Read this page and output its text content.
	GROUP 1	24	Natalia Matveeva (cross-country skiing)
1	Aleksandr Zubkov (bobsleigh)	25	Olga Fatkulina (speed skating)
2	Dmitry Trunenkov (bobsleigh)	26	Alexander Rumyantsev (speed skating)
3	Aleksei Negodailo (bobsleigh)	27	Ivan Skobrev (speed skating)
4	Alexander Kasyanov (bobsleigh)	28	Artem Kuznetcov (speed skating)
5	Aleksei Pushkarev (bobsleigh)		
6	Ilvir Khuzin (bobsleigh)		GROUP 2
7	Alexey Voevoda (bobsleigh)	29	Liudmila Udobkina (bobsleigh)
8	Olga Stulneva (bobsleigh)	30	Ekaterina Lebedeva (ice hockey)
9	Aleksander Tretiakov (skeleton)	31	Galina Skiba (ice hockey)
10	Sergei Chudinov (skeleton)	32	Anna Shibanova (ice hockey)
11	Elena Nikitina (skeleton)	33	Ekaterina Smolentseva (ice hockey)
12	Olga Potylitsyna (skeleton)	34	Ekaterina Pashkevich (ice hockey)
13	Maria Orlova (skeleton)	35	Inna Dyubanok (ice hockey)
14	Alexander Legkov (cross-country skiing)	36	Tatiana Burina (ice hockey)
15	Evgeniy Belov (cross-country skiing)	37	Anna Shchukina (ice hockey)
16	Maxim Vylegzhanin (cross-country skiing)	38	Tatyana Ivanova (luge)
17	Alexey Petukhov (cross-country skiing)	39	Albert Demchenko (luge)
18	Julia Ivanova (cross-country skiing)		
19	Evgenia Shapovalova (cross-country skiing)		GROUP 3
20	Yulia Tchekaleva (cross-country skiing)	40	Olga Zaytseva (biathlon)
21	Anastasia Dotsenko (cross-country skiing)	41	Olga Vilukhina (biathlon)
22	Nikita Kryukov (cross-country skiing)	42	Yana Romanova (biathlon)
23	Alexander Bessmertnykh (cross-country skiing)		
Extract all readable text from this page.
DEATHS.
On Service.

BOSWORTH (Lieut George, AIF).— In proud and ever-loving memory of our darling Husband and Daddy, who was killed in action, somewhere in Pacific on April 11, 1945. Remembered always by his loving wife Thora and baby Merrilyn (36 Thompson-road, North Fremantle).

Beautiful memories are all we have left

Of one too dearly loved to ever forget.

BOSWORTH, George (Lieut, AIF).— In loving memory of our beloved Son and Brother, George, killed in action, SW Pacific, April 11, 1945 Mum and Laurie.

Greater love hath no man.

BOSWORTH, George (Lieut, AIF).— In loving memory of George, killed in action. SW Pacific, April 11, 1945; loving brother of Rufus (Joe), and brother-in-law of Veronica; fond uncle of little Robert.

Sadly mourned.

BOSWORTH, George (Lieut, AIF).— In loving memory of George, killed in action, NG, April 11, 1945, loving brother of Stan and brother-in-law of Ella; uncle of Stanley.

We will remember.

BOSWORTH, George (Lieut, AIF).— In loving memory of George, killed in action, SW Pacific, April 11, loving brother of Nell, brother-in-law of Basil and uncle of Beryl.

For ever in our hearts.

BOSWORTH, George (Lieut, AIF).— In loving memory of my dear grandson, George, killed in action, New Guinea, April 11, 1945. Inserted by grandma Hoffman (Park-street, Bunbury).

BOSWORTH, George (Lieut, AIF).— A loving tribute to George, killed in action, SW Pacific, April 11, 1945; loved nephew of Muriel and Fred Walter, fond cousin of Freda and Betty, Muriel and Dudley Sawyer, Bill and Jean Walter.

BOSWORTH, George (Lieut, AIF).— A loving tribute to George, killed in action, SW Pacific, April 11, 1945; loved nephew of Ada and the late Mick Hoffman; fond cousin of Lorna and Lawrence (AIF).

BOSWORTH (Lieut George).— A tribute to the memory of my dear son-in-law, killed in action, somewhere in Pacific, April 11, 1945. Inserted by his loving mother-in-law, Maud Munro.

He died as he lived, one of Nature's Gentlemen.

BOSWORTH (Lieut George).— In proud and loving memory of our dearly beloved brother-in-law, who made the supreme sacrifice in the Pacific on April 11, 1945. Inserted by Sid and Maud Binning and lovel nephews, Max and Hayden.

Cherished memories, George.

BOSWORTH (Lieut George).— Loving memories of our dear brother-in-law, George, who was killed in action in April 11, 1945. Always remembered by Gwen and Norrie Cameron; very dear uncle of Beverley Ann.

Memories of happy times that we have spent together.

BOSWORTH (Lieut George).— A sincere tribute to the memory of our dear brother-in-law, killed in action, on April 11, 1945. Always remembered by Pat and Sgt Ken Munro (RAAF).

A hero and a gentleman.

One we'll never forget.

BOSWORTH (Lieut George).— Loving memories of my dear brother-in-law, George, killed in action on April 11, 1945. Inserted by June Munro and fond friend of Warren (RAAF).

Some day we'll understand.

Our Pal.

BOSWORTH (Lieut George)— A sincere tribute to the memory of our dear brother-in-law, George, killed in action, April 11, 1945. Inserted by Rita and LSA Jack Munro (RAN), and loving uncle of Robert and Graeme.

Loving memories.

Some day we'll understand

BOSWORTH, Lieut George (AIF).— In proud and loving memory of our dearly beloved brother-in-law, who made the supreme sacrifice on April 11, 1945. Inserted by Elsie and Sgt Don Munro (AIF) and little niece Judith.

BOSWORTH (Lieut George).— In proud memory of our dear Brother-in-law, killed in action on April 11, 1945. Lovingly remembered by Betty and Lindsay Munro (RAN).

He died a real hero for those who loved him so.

Stated task >> Tally the lines of the listing in which the word "skating" occurs, and state the total alone.

Task answer >> 4